* _Activities_:
**A.** Answer these questions using the excerpt on rugby head acceleration events:
(i) How many rugby union (RU) players were in the total playing population?
(ii) What number were total minutes played divided by to give playing exposure in FGEs?
(iii) Which manufacturer made the custom fit iMGs that all players wore?
**B.** Write out the part of the excerpt on rugby head acceleration events from "2.1. Data pre‐processing" up to and including "vs. 1920 min).", word for word.

* _Excerpted text_:
This study focused specifically on players who participated in the Premiership (RU) or Super League (RL) but considered all matches they played in during a season of competitive match play (including European competitions and international matches). Playing and contact exposures were identified using Stats Perform match event data and estimated HAE exposures were calculated across all matches using previously published HAE rates.
2.1. Data pre‐processing
To be included in the analysis, players were required to have played at least 1 min of a competitive match play in the Premiership (RU) or Super League (RL). This resulted in a total playing population of 598 RU (n = 347 forwards and n = 251 backs) and 402 RL (n = 183 forwards, n = 182 backs and n = 37 unassigned) players. Playing positions were provided by Stats Perform within their match‐event data.
Total playing exposure in FGEs for each player was calculated as the sum of their minutes played from all match involvements across all competitions, as identified by Stats Perform, divided by 80. The division by 80 converted playing exposure to FGE units similar to previous research (Williams et al., 2017, 2023) and is more intuitive than the total duration (e.g., 24 FGEs vs. 1920 min).
Contact exposure for each player was calculated as the sum of contact event counts, extracted from match‐event data. All definitions and coding for contact events were based on the Stats Perform user manual. In RU, any ball‐carry leading to contact, tackle event, missed tackle event where the player was “bumped off” and ruck involvement were considered as contact events based on previous iMG research (Tooby et al., 2023). In RL, any ball‐carry leading to contact, tackle event and missed tackle event where the player was “bumped off” were considered as contact events. In both codes, tackle and missed tackle events were grouped together as tackle events for the calculation of HAE exposures.
The example HAE rates for RU were taken from published literature (Tooby et al., 2023), which were based on 42 men's forwards and 23 men's backs. The example HAE rates for RL were calculated using the same methodology, from a sample of unpublished data (75 men's forwards and 75 men's backs). In both codes, all players wore the same manufacturer's custom fit iMGs (Prevent Biometrics), which has previously been validated (Jones et al., 2022). Mean incidences for both codes and an example HAE exposure calculation are provided in Table 1. The HAE exposure for each player was calculated at four arbitrary thresholds (peak linear acceleration [PLA] >20 g and >40 g and peak angular acceleration [PAA] >1500 rad/s2 and >3000 rad/s2). The thresholds were selected in line with previous research (Wang et al., 2021) indicating an impact producing a PLA of 10 g typically produces a PAA of 750 rad/s2 and were provided to illustrate differences in the conclusions drawn when a range of arbitrary thresholds were used. The HAE exposures were calculated as the sum of each contact event count multiplied by its incidence of HAEs above each threshold and a per minute of playing time “other HAEs” rate, which was made up of HAEs experienced by players not associated with events coded for individual players by Stats Perform (e.g., scrums, lineouts, mauls and other contact events). These data were used to calculate estimated mean HAE numbers from match‐event data per season.

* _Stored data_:

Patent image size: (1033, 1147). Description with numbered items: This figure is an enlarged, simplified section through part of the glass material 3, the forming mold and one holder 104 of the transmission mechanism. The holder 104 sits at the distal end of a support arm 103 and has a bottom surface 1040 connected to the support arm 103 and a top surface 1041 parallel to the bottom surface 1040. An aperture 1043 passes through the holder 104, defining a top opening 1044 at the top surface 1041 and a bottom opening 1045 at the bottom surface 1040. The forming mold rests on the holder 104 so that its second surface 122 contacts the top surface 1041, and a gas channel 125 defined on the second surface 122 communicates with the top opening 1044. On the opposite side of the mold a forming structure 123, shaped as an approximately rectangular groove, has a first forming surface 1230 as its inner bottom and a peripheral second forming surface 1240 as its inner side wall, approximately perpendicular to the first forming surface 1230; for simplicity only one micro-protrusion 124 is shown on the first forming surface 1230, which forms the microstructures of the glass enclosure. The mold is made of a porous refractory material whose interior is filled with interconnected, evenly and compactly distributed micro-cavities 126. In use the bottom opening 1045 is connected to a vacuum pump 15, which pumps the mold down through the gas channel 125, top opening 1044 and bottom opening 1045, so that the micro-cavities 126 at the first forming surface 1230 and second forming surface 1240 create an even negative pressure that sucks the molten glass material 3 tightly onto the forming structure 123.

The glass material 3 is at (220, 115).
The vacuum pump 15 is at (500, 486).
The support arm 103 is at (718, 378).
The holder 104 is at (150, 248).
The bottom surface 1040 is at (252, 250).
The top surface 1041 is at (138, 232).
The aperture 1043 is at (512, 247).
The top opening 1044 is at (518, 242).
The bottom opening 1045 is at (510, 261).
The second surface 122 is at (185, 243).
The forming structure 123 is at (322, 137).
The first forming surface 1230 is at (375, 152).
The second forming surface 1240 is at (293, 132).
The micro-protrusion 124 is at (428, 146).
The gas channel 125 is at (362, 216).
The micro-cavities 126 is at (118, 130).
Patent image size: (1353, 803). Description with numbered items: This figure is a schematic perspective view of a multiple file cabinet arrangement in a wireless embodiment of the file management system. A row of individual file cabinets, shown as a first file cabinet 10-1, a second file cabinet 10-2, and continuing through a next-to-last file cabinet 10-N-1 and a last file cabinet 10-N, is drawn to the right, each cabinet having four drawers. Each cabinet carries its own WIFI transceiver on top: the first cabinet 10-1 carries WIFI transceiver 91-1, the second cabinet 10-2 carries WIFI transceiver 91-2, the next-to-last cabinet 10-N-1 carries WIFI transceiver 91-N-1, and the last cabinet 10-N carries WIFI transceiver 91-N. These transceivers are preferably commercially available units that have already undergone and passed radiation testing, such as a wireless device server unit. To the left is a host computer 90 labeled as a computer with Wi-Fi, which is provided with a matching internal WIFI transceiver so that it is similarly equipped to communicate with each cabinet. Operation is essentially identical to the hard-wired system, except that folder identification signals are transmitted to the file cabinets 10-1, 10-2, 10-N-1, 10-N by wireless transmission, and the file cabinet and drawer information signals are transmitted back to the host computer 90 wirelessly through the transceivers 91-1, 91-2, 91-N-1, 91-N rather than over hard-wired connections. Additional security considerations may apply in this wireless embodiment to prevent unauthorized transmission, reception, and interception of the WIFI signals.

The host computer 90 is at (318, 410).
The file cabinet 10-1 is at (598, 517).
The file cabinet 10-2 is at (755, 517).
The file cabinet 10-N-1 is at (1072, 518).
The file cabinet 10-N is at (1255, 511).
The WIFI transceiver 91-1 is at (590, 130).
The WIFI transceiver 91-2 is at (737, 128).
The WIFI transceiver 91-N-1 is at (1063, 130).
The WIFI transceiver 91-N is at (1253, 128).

* _Answers to the exercises_:
**A.**
(i) 598
(ii) 80
(iii) Prevent Biometrics

**B.**
2.1. Data pre‐processing
To be included in the analysis, players were required to have played at least 1 min of a competitive match play in the Premiership (RU) or Super League (RL). This resulted in a total playing population of 598 RU (n = 347 forwards and n = 251 backs) and 402 RL (n = 183 forwards, n = 182 backs and n = 37 unassigned) players. Playing positions were provided by Stats Perform within their match‐event data.
Total playing exposure in FGEs for each player was calculated as the sum of their minutes played from all match involvements across all competitions, as identified by Stats Perform, divided by 80. The division by 80 converted playing exposure to FGE units similar to previous research (Williams et al., 2017, 2023) and is more intuitive than the total duration (e.g., 24 FGEs vs. 1920 min).